- [ENTRIES SUPPLIED]
=======

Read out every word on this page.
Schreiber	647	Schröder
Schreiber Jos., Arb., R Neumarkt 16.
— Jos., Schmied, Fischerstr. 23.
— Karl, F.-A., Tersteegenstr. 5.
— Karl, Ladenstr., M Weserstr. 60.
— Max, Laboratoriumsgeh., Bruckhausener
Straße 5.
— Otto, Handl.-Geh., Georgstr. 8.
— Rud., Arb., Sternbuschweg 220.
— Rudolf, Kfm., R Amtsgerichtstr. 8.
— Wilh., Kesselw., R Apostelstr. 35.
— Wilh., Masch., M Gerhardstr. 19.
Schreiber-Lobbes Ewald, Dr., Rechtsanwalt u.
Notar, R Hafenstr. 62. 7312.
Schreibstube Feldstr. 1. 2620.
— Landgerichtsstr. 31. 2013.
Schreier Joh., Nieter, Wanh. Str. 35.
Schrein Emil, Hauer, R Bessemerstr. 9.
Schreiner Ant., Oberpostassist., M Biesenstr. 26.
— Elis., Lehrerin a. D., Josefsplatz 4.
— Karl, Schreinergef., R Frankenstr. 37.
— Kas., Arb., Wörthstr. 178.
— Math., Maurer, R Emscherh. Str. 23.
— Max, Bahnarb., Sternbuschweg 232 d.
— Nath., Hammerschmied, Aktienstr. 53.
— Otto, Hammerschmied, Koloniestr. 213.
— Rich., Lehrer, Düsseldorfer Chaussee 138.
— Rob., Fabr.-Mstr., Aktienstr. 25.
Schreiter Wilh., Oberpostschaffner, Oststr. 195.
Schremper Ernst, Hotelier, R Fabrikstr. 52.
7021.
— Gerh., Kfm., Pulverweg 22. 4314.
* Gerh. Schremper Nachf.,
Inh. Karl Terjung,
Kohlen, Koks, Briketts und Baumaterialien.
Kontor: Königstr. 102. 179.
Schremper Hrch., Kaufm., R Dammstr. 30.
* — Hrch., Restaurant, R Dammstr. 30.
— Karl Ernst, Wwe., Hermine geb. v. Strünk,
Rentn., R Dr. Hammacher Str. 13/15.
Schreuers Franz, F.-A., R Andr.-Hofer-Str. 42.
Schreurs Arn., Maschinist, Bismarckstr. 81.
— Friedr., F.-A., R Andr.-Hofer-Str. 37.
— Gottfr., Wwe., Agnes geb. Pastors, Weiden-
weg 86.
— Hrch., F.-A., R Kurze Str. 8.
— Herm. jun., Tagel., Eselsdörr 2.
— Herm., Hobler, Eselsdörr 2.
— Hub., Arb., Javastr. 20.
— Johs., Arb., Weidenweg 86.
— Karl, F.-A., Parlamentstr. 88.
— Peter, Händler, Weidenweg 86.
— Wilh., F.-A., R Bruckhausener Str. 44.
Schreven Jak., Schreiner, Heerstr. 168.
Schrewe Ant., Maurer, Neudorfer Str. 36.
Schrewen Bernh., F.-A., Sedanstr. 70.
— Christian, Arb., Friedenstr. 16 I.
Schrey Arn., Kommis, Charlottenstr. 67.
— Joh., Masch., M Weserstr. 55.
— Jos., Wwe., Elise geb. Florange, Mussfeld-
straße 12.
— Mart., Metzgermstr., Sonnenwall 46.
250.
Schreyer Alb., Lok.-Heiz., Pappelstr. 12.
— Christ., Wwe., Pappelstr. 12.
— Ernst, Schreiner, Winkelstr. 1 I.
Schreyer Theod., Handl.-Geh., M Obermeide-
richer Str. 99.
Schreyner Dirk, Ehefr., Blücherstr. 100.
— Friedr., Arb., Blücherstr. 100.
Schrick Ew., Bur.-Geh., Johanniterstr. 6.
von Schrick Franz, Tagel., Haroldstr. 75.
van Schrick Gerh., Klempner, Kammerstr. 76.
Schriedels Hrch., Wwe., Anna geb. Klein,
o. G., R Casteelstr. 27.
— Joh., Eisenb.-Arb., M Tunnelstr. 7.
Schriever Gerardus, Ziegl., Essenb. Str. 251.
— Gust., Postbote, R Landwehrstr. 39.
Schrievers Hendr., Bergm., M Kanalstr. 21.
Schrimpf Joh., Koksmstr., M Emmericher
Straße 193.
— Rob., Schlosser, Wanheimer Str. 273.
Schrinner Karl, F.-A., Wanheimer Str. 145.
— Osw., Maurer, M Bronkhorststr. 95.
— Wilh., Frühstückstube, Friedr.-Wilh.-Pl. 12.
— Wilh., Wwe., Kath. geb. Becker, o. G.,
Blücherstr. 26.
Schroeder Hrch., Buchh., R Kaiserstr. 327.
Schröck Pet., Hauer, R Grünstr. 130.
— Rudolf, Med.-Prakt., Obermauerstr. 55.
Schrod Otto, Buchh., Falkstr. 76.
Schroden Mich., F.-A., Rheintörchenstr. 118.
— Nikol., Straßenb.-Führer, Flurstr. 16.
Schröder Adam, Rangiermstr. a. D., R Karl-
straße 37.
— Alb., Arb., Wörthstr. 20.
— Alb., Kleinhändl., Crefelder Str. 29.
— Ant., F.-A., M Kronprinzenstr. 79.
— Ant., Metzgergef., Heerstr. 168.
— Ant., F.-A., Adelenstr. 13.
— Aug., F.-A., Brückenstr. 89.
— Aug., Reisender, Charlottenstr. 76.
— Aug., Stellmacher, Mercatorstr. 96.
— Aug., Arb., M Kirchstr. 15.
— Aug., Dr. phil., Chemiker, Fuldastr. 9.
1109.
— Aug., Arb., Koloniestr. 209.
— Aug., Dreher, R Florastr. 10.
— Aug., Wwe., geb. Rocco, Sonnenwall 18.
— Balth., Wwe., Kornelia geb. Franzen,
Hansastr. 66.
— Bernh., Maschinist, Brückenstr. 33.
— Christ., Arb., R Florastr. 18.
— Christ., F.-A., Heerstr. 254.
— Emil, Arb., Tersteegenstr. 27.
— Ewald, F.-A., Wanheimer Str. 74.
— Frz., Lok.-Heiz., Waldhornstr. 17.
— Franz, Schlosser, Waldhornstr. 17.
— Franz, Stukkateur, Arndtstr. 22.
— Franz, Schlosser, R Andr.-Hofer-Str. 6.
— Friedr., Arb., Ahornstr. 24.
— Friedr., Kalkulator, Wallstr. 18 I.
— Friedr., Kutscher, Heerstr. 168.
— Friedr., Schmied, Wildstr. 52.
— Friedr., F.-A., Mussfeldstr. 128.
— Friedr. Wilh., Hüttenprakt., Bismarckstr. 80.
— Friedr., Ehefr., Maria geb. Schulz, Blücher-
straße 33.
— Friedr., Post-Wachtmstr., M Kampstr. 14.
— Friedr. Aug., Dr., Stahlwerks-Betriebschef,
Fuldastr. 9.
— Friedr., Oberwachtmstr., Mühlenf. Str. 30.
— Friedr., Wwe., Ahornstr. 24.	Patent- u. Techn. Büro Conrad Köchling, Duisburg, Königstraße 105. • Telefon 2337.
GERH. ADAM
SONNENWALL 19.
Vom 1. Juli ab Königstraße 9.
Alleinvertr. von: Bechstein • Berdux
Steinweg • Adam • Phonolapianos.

=======

- [WHAT YOU NEED TO DO]
Print all of the entries exactly as they are written.

- [PROBLEM SOLUTION]
Read out every word on this page.
Schreiber	647	Schröder
Schreiber Jos., Arb., R Neumarkt 16.
— Jos., Schmied, Fischerstr. 23.
— Karl, F.-A., Tersteegenstr. 5.
— Karl, Ladenstr., M Weserstr. 60.
— Max, Laboratoriumsgeh., Bruckhausener
Straße 5.
— Otto, Handl.-Geh., Georgstr. 8.
— Rud., Arb., Sternbuschweg 220.
— Rudolf, Kfm., R Amtsgerichtstr. 8.
— Wilh., Kesselw., R Apostelstr. 35.
— Wilh., Masch., M Gerhardstr. 19.
Schreiber-Lobbes Ewald, Dr., Rechtsanwalt u.
Notar, R Hafenstr. 62. 7312.
Schreibstube Feldstr. 1. 2620.
— Landgerichtsstr. 31. 2013.
Schreier Joh., Nieter, Wanh. Str. 35.
Schrein Emil, Hauer, R Bessemerstr. 9.
Schreiner Ant., Oberpostassist., M Biesenstr. 26.
— Elis., Lehrerin a. D., Josefsplatz 4.
— Karl, Schreinergef., R Frankenstr. 37.
— Kas., Arb., Wörthstr. 178.
— Math., Maurer, R Emscherh. Str. 23.
— Max, Bahnarb., Sternbuschweg 232 d.
— Nath., Hammerschmied, Aktienstr. 53.
— Otto, Hammerschmied, Koloniestr. 213.
— Rich., Lehrer, Düsseldorfer Chaussee 138.
— Rob., Fabr.-Mstr., Aktienstr. 25.
Schreiter Wilh., Oberpostschaffner, Oststr. 195.
Schremper Ernst, Hotelier, R Fabrikstr. 52.
7021.
— Gerh., Kfm., Pulverweg 22. 4314.
* Gerh. Schremper Nachf.,
Inh. Karl Terjung,
Kohlen, Koks, Briketts und Baumaterialien.
Kontor: Königstr. 102. 179.
Schremper Hrch., Kaufm., R Dammstr. 30.
* — Hrch., Restaurant, R Dammstr. 30.
— Karl Ernst, Wwe., Hermine geb. v. Strünk,
Rentn., R Dr. Hammacher Str. 13/15.
Schreuers Franz, F.-A., R Andr.-Hofer-Str. 42.
Schreurs Arn., Maschinist, Bismarckstr. 81.
— Friedr., F.-A., R Andr.-Hofer-Str. 37.
— Gottfr., Wwe., Agnes geb. Pastors, Weiden-
weg 86.
— Hrch., F.-A., R Kurze Str. 8.
— Herm. jun., Tagel., Eselsdörr 2.
— Herm., Hobler, Eselsdörr 2.
— Hub., Arb., Javastr. 20.
— Johs., Arb., Weidenweg 86.
— Karl, F.-A., Parlamentstr. 88.
— Peter, Händler, Weidenweg 86.
— Wilh., F.-A., R Bruckhausener Str. 44.
Schreven Jak., Schreiner, Heerstr. 168.
Schrewe Ant., Maurer, Neudorfer Str. 36.
Schrewen Bernh., F.-A., Sedanstr. 70.
— Christian, Arb., Friedenstr. 16 I.
Schrey Arn., Kommis, Charlottenstr. 67.
— Joh., Masch., M Weserstr. 55.
— Jos., Wwe., Elise geb. Florange, Mussfeld-
straße 12.
— Mart., Metzgermstr., Sonnenwall 46.
250.
Schreyer Alb., Lok.-Heiz., Pappelstr. 12.
— Christ., Wwe., Pappelstr. 12.
— Ernst, Schreiner, Winkelstr. 1 I.
Schreyer Theod., Handl.-Geh., M Obermeide-
richer Str. 99.
Schreyner Dirk, Ehefr., Blücherstr. 100.
— Friedr., Arb., Blücherstr. 100.
Schrick Ew., Bur.-Geh., Johanniterstr. 6.
von Schrick Franz, Tagel., Haroldstr. 75.
van Schrick Gerh., Klempner, Kammerstr. 76.
Schriedels Hrch., Wwe., Anna geb. Klein,
o. G., R Casteelstr. 27.
— Joh., Eisenb.-Arb., M Tunnelstr. 7.
Schriever Gerardus, Ziegl., Essenb. Str. 251.
— Gust., Postbote, R Landwehrstr. 39.
Schrievers Hendr., Bergm., M Kanalstr. 21.
Schrimpf Joh., Koksmstr., M Emmericher
Straße 193.
— Rob., Schlosser, Wanheimer Str. 273.
Schrinner Karl, F.-A., Wanheimer Str. 145.
— Osw., Maurer, M Bronkhorststr. 95.
— Wilh., Frühstückstube, Friedr.-Wilh.-Pl. 12.
— Wilh., Wwe., Kath. geb. Becker, o. G.,
Blücherstr. 26.
Schroeder Hrch., Buchh., R Kaiserstr. 327.
Schröck Pet., Hauer, R Grünstr. 130.
— Rudolf, Med.-Prakt., Obermauerstr. 55.
Schrod Otto, Buchh., Falkstr. 76.
Schroden Mich., F.-A., Rheintörchenstr. 118.
— Nikol., Straßenb.-Führer, Flurstr. 16.
Schröder Adam, Rangiermstr. a. D., R Karl-
straße 37.
— Alb., Arb., Wörthstr. 20.
— Alb., Kleinhändl., Crefelder Str. 29.
— Ant., F.-A., M Kronprinzenstr. 79.
— Ant., Metzgergef., Heerstr. 168.
— Ant., F.-A., Adelenstr. 13.
— Aug., F.-A., Brückenstr. 89.
— Aug., Reisender, Charlottenstr. 76.
— Aug., Stellmacher, Mercatorstr. 96.
— Aug., Arb., M Kirchstr. 15.
— Aug., Dr. phil., Chemiker, Fuldastr. 9.
1109.
— Aug., Arb., Koloniestr. 209.
— Aug., Dreher, R Florastr. 10.
— Aug., Wwe., geb. Rocco, Sonnenwall 18.
— Balth., Wwe., Kornelia geb. Franzen,
Hansastr. 66.
— Bernh., Maschinist, Brückenstr. 33.
— Christ., Arb., R Florastr. 18.
— Christ., F.-A., Heerstr. 254.
— Emil, Arb., Tersteegenstr. 27.
— Ewald, F.-A., Wanheimer Str. 74.
— Frz., Lok.-Heiz., Waldhornstr. 17.
— Franz, Schlosser, Waldhornstr. 17.
— Franz, Stukkateur, Arndtstr. 22.
— Franz, Schlosser, R Andr.-Hofer-Str. 6.
— Friedr., Arb., Ahornstr. 24.
— Friedr., Kalkulator, Wallstr. 18 I.
— Friedr., Kutscher, Heerstr. 168.
— Friedr., Schmied, Wildstr. 52.
— Friedr., F.-A., Mussfeldstr. 128.
— Friedr. Wilh., Hüttenprakt., Bismarckstr. 80.
— Friedr., Ehefr., Maria geb. Schulz, Blücher-
straße 33.
— Friedr., Post-Wachtmstr., M Kampstr. 14.
— Friedr. Aug., Dr., Stahlwerks-Betriebschef,
Fuldastr. 9.
— Friedr., Oberwachtmstr., Mühlenf. Str. 30.
— Friedr., Wwe., Ahornstr. 24.	Patent- u. Techn. Büro Conrad Köchling, Duisburg, Königstraße 105. • Telefon 2337.
GERH. ADAM
SONNENWALL 19.
Vom 1. Juli ab Königstraße 9.
Alleinvertr. von: Bechstein • Berdux
Steinweg • Adam • Phonolapianos.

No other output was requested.